**Problem requirements:**
Write out the material exactly. Do not include the pictures.

**Material provided:**
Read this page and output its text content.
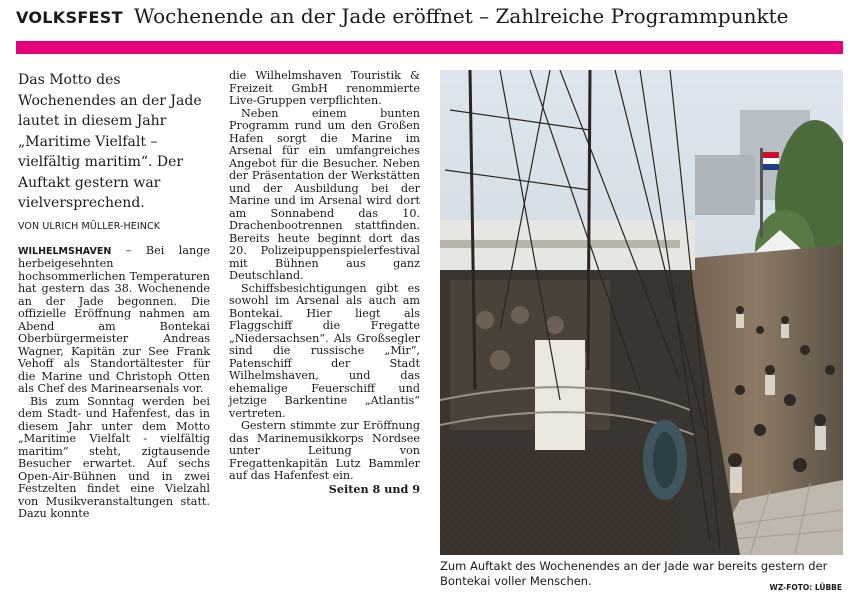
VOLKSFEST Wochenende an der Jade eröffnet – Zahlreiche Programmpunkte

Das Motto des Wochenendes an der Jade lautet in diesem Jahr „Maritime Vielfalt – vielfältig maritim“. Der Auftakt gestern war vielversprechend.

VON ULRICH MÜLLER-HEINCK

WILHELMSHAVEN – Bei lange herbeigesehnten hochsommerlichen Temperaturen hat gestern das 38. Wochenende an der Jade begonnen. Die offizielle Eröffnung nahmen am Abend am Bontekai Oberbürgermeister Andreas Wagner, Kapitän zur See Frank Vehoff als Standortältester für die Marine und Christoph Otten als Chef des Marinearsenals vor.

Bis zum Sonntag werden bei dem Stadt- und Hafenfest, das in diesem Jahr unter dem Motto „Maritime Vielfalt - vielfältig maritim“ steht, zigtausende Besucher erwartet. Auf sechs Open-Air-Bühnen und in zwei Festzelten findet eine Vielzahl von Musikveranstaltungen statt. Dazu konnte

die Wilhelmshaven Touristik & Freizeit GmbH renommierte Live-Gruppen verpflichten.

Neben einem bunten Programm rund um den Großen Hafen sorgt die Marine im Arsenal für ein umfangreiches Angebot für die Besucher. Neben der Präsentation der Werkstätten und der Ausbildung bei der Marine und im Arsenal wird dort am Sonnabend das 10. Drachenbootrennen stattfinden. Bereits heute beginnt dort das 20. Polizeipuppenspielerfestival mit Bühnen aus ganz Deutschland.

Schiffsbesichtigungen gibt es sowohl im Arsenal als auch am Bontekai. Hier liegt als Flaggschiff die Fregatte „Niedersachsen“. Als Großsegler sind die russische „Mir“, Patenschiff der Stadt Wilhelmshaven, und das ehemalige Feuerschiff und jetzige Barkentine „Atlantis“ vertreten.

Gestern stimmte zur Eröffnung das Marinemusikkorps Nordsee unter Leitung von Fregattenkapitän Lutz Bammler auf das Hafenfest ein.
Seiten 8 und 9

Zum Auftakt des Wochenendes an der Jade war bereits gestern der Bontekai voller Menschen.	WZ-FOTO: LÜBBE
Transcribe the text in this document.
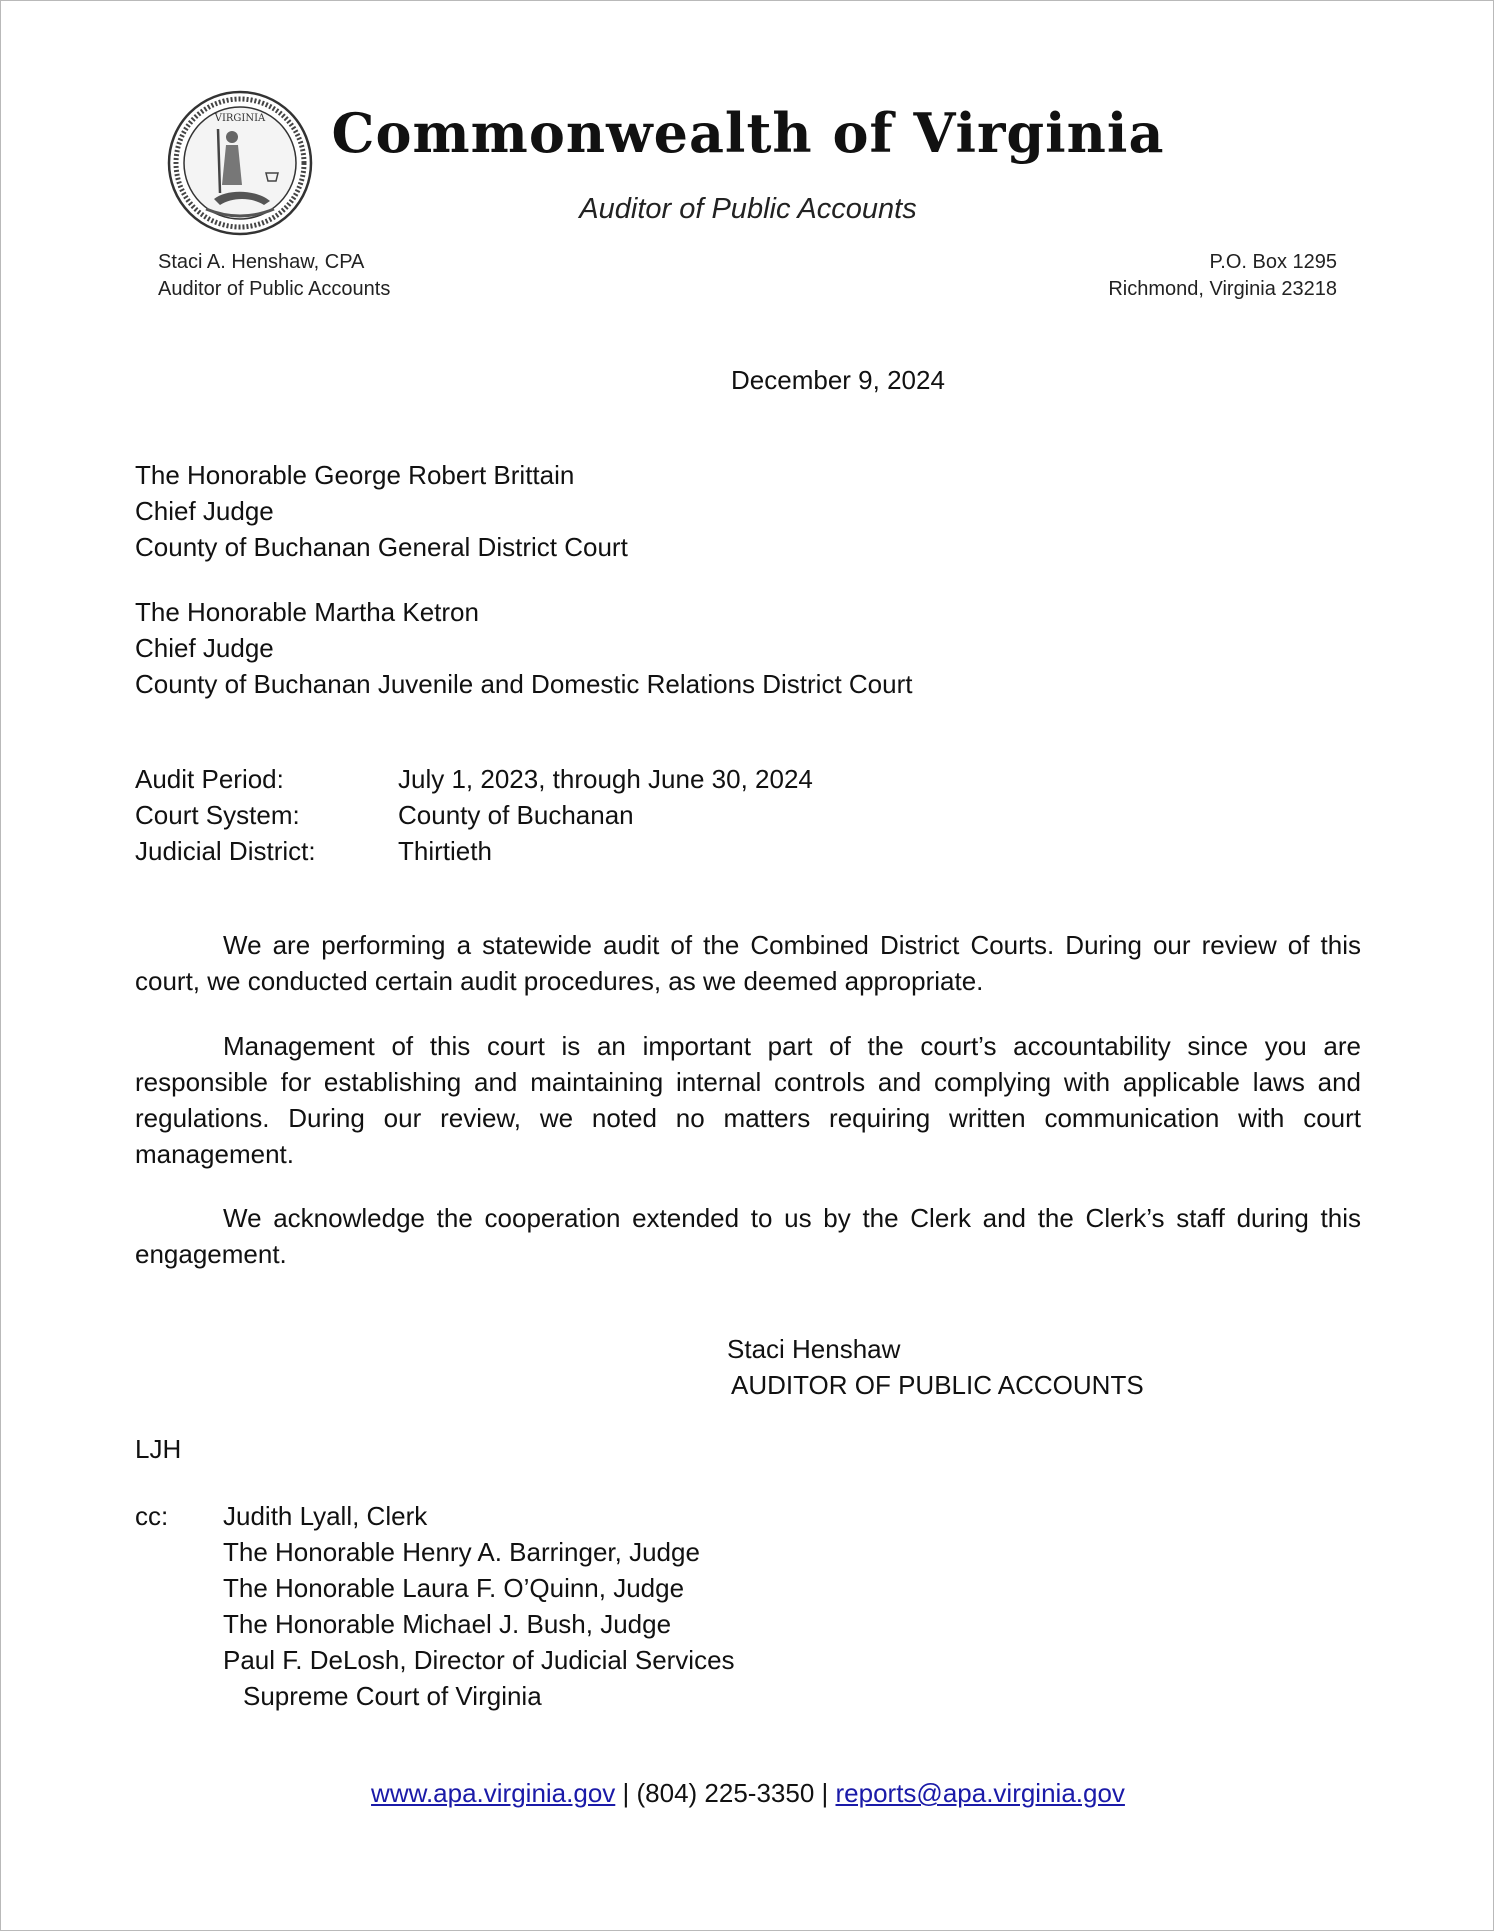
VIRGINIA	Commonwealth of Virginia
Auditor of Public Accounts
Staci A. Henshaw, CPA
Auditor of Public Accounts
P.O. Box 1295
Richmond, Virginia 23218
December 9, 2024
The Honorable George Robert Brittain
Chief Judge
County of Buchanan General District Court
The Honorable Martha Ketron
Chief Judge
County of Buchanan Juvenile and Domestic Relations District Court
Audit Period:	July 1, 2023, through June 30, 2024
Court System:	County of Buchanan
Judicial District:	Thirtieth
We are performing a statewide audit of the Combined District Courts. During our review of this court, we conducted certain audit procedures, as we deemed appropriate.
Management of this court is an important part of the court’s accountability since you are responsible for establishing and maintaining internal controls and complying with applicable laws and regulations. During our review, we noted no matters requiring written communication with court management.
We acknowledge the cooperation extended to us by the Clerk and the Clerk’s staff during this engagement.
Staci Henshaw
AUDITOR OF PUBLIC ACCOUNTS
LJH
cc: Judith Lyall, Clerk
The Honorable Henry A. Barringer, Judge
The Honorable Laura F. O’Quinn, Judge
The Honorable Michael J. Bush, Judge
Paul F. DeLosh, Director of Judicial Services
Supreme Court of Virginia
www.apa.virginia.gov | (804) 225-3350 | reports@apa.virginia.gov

**Output for this exercise:**
Read this page and output its text content.
VOLKSFEST Wochenende an der Jade eröffnet – Zahlreiche Programmpunkte

Das Motto des Wochenendes an der Jade lautet in diesem Jahr „Maritime Vielfalt – vielfältig maritim“. Der Auftakt gestern war vielversprechend.

VON ULRICH MÜLLER-HEINCK

WILHELMSHAVEN – Bei lange herbeigesehnten hochsommerlichen Temperaturen hat gestern das 38. Wochenende an der Jade begonnen. Die offizielle Eröffnung nahmen am Abend am Bontekai Oberbürgermeister Andreas Wagner, Kapitän zur See Frank Vehoff als Standortältester für die Marine und Christoph Otten als Chef des Marinearsenals vor.

Bis zum Sonntag werden bei dem Stadt- und Hafenfest, das in diesem Jahr unter dem Motto „Maritime Vielfalt - vielfältig maritim“ steht, zigtausende Besucher erwartet. Auf sechs Open-Air-Bühnen und in zwei Festzelten findet eine Vielzahl von Musikveranstaltungen statt. Dazu konnte

die Wilhelmshaven Touristik & Freizeit GmbH renommierte Live-Gruppen verpflichten.

Neben einem bunten Programm rund um den Großen Hafen sorgt die Marine im Arsenal für ein umfangreiches Angebot für die Besucher. Neben der Präsentation der Werkstätten und der Ausbildung bei der Marine und im Arsenal wird dort am Sonnabend das 10. Drachenbootrennen stattfinden. Bereits heute beginnt dort das 20. Polizeipuppenspielerfestival mit Bühnen aus ganz Deutschland.

Schiffsbesichtigungen gibt es sowohl im Arsenal als auch am Bontekai. Hier liegt als Flaggschiff die Fregatte „Niedersachsen“. Als Großsegler sind die russische „Mir“, Patenschiff der Stadt Wilhelmshaven, und das ehemalige Feuerschiff und jetzige Barkentine „Atlantis“ vertreten.

Gestern stimmte zur Eröffnung das Marinemusikkorps Nordsee unter Leitung von Fregattenkapitän Lutz Bammler auf das Hafenfest ein.
Seiten 8 und 9

Zum Auftakt des Wochenendes an der Jade war bereits gestern der Bontekai voller Menschen.	WZ-FOTO: LÜBBE
Transcribe the text in this document.
VIRGINIA	Commonwealth of Virginia
Auditor of Public Accounts
Staci A. Henshaw, CPA
Auditor of Public Accounts
P.O. Box 1295
Richmond, Virginia 23218
December 9, 2024
The Honorable George Robert Brittain
Chief Judge
County of Buchanan General District Court
The Honorable Martha Ketron
Chief Judge
County of Buchanan Juvenile and Domestic Relations District Court
Audit Period:	July 1, 2023, through June 30, 2024
Court System:	County of Buchanan
Judicial District:	Thirtieth
We are performing a statewide audit of the Combined District Courts. During our review of this court, we conducted certain audit procedures, as we deemed appropriate.
Management of this court is an important part of the court’s accountability since you are responsible for establishing and maintaining internal controls and complying with applicable laws and regulations. During our review, we noted no matters requiring written communication with court management.
We acknowledge the cooperation extended to us by the Clerk and the Clerk’s staff during this engagement.
Staci Henshaw
AUDITOR OF PUBLIC ACCOUNTS
LJH
cc: Judith Lyall, Clerk
The Honorable Henry A. Barringer, Judge
The Honorable Laura F. O’Quinn, Judge
The Honorable Michael J. Bush, Judge
Paul F. DeLosh, Director of Judicial Services
Supreme Court of Virginia
www.apa.virginia.gov | (804) 225-3350 | reports@apa.virginia.gov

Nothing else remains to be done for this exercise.